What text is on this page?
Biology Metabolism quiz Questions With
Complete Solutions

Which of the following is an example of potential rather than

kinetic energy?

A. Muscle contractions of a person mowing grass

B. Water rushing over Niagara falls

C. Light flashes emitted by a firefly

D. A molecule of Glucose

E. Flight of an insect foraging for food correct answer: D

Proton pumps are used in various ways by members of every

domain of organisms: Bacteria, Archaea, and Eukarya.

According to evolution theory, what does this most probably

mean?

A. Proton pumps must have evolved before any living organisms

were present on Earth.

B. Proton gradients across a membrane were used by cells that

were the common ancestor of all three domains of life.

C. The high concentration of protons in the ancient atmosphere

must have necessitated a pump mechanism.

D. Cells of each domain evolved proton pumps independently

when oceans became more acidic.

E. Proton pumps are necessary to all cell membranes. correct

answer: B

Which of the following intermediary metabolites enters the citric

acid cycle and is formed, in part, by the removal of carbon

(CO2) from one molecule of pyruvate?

======

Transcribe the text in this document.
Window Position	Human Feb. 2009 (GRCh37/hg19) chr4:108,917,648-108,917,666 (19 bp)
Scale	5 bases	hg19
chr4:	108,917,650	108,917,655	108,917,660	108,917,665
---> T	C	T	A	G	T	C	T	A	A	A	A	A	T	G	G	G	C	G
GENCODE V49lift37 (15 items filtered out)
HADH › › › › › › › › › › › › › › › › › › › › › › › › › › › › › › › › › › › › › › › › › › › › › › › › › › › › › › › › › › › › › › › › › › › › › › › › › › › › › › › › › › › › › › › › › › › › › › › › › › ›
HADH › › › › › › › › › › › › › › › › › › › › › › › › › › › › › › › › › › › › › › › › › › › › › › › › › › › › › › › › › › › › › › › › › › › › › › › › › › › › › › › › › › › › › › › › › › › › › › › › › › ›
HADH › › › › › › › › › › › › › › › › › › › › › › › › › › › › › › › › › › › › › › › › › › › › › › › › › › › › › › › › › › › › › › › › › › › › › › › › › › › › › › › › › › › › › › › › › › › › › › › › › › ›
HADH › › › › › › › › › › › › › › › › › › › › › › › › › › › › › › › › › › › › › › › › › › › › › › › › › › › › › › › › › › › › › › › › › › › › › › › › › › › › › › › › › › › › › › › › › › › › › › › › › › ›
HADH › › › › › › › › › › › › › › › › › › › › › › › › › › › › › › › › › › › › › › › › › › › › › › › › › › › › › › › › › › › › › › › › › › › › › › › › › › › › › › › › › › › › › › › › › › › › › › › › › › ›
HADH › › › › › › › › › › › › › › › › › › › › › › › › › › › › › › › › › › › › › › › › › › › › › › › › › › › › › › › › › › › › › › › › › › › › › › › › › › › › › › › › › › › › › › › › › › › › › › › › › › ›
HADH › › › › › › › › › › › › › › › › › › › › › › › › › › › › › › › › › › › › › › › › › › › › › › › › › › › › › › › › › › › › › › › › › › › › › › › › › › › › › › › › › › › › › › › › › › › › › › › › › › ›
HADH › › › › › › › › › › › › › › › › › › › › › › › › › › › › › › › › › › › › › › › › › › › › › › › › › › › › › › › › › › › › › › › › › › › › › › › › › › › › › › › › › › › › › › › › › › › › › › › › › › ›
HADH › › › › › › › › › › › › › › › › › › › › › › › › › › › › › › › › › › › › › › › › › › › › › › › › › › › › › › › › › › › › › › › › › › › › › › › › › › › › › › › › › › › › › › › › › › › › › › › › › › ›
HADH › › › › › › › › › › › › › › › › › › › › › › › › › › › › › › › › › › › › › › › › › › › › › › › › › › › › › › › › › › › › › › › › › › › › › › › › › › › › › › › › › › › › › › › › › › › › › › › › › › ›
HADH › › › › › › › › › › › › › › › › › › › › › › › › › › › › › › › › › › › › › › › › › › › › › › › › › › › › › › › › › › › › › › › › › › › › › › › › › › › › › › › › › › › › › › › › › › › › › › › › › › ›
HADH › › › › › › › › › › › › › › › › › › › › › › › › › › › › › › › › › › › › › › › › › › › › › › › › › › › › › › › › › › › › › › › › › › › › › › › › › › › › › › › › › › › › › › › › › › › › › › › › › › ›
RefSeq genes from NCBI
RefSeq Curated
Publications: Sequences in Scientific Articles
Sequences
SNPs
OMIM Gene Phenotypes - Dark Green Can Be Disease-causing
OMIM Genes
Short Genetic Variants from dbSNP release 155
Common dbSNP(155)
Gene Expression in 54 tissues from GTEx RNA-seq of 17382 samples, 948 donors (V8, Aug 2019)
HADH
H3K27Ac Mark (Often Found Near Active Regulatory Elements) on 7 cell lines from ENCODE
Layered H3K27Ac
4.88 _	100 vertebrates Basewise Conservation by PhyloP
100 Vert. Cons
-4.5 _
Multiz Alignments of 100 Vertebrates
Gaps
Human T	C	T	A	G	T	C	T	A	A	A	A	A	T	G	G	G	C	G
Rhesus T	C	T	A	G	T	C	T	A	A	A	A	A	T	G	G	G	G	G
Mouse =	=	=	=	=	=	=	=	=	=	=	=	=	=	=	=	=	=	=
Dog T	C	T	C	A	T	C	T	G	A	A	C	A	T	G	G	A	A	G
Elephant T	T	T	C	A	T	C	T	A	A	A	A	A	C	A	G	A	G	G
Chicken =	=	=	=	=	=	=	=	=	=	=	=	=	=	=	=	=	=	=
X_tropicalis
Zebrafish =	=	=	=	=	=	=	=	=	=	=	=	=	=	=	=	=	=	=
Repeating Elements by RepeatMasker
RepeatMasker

======

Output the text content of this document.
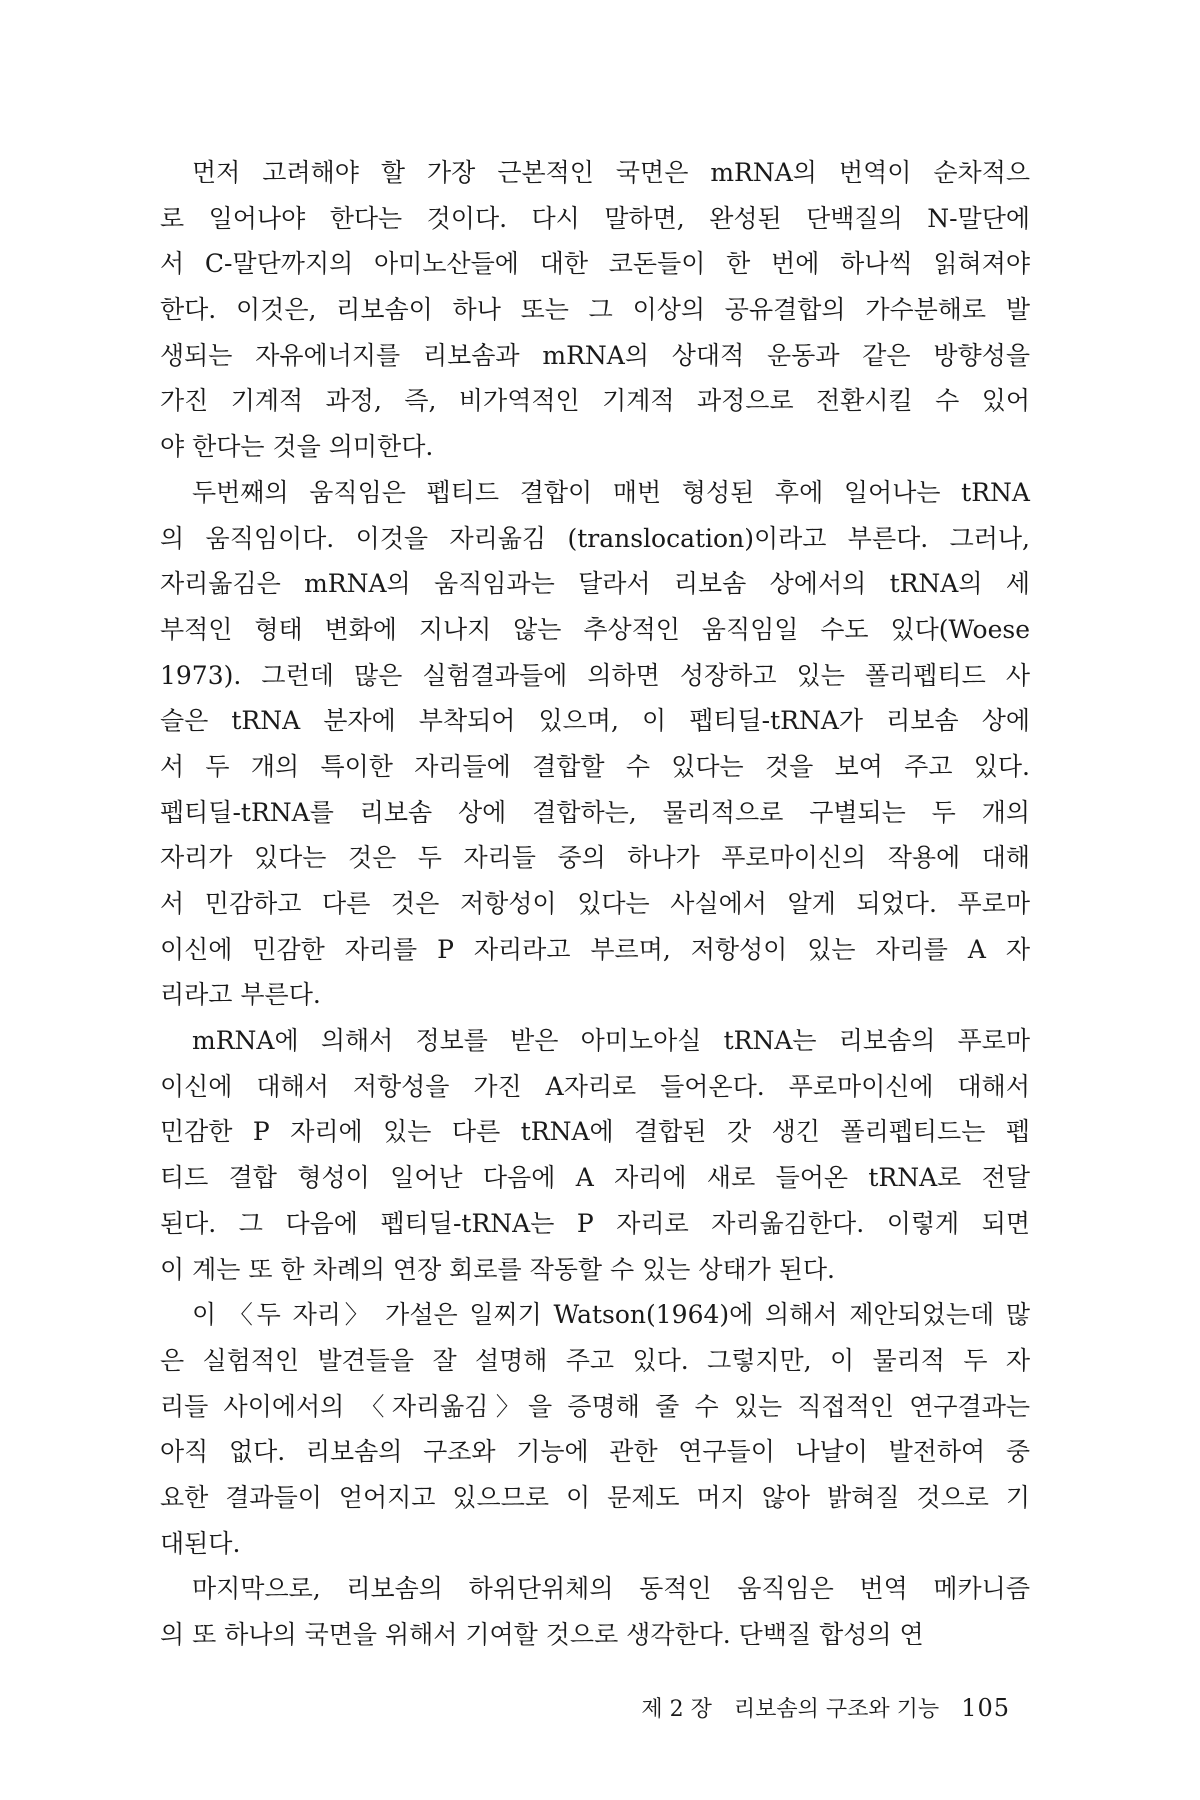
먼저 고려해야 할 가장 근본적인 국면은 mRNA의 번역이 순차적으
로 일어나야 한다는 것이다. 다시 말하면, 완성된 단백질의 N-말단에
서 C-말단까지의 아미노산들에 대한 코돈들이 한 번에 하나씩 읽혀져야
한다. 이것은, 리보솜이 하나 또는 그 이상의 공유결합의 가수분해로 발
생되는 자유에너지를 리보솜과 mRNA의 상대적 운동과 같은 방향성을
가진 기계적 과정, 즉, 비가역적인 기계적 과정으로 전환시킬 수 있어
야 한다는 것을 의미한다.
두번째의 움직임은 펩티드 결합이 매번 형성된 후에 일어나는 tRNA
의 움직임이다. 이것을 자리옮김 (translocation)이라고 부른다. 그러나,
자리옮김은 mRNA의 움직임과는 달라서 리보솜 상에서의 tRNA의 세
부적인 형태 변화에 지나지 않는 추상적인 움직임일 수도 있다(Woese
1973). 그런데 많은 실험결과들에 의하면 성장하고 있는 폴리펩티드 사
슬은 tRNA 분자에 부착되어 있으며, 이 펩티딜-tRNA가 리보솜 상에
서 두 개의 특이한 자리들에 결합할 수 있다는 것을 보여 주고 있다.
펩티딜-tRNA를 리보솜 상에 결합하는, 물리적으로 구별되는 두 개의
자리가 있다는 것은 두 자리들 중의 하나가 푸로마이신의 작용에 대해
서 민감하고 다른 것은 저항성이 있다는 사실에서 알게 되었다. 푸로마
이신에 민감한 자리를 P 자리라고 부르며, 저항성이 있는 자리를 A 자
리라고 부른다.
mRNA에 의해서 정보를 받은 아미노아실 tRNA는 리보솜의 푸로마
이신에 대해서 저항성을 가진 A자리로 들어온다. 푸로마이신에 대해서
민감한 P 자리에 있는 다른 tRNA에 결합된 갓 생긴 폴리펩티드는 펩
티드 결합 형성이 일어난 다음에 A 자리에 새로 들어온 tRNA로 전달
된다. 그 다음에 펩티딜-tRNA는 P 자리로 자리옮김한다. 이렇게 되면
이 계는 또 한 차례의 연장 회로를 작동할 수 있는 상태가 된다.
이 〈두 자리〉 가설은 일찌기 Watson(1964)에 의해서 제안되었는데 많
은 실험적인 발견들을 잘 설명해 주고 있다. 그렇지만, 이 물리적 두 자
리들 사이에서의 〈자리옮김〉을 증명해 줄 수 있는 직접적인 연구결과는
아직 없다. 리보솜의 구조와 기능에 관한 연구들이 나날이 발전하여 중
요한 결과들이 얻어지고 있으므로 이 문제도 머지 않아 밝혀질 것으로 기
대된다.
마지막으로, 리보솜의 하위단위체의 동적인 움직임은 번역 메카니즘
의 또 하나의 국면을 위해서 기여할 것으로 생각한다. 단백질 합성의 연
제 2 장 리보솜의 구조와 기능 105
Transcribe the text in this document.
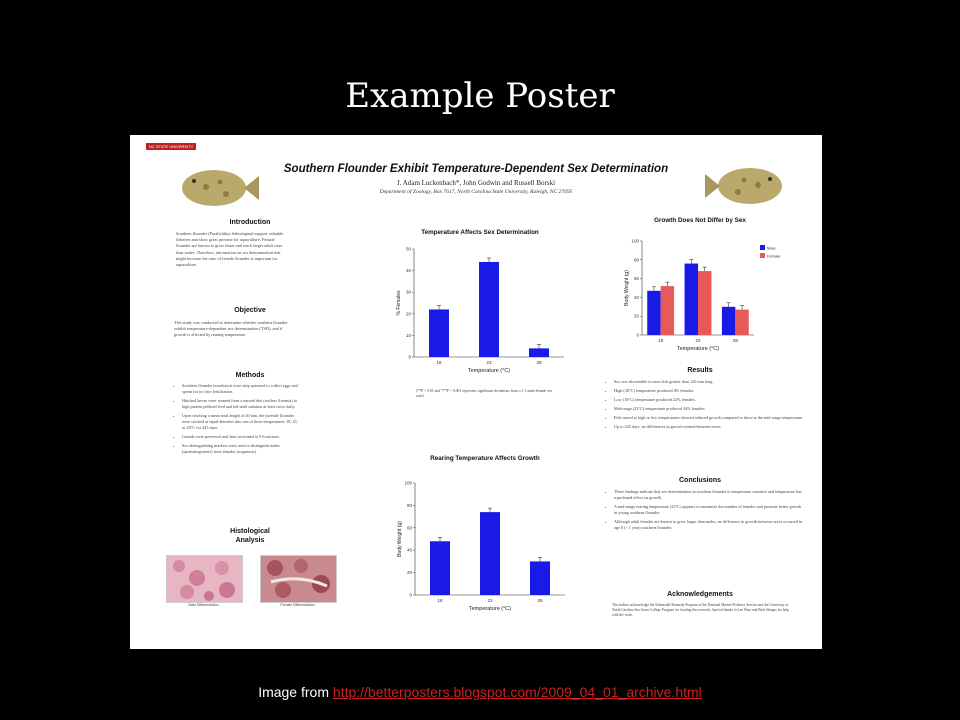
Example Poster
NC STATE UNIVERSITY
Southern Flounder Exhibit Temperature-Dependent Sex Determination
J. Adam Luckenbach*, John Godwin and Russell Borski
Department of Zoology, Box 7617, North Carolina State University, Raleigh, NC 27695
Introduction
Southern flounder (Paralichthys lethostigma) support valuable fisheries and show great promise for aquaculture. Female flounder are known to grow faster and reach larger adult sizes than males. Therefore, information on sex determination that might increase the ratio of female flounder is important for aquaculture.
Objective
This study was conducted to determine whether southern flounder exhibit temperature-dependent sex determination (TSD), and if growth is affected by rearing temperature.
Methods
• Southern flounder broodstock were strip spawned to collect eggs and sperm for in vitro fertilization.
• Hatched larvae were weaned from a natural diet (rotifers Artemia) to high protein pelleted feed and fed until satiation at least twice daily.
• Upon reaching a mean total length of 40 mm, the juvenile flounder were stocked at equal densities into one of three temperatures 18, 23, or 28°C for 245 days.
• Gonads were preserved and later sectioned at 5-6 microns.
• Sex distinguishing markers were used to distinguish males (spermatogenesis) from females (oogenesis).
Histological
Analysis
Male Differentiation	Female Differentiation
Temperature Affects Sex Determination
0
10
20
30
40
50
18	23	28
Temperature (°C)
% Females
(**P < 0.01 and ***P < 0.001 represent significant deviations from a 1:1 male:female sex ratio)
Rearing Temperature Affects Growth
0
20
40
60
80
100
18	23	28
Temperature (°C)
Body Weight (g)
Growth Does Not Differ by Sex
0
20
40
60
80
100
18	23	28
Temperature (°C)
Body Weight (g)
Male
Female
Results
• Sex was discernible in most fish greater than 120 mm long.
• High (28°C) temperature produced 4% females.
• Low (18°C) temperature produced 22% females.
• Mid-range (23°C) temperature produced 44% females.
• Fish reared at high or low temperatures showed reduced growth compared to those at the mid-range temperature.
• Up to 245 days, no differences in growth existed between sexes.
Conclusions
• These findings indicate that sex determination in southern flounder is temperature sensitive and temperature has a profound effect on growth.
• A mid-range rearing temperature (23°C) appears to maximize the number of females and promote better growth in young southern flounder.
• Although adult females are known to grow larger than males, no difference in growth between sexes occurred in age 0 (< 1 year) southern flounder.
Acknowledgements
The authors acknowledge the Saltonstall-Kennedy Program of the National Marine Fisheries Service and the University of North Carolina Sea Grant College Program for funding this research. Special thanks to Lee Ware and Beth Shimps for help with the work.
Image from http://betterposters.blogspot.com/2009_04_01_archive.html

======

Lines holding "adult" in the material above are to be reported.

> [Finished exercise]
Southern flounder (Paralichthys lethostigma) support valuable fisheries and show great promise for aquaculture. Female flounder are known to grow faster and reach larger adult sizes than males. Therefore, information on sex determination that might increase the ratio of female flounder is important for aquaculture.
• Although adult females are known to grow larger than males, no difference in growth between sexes occurred in age 0 (< 1 year) southern flounder.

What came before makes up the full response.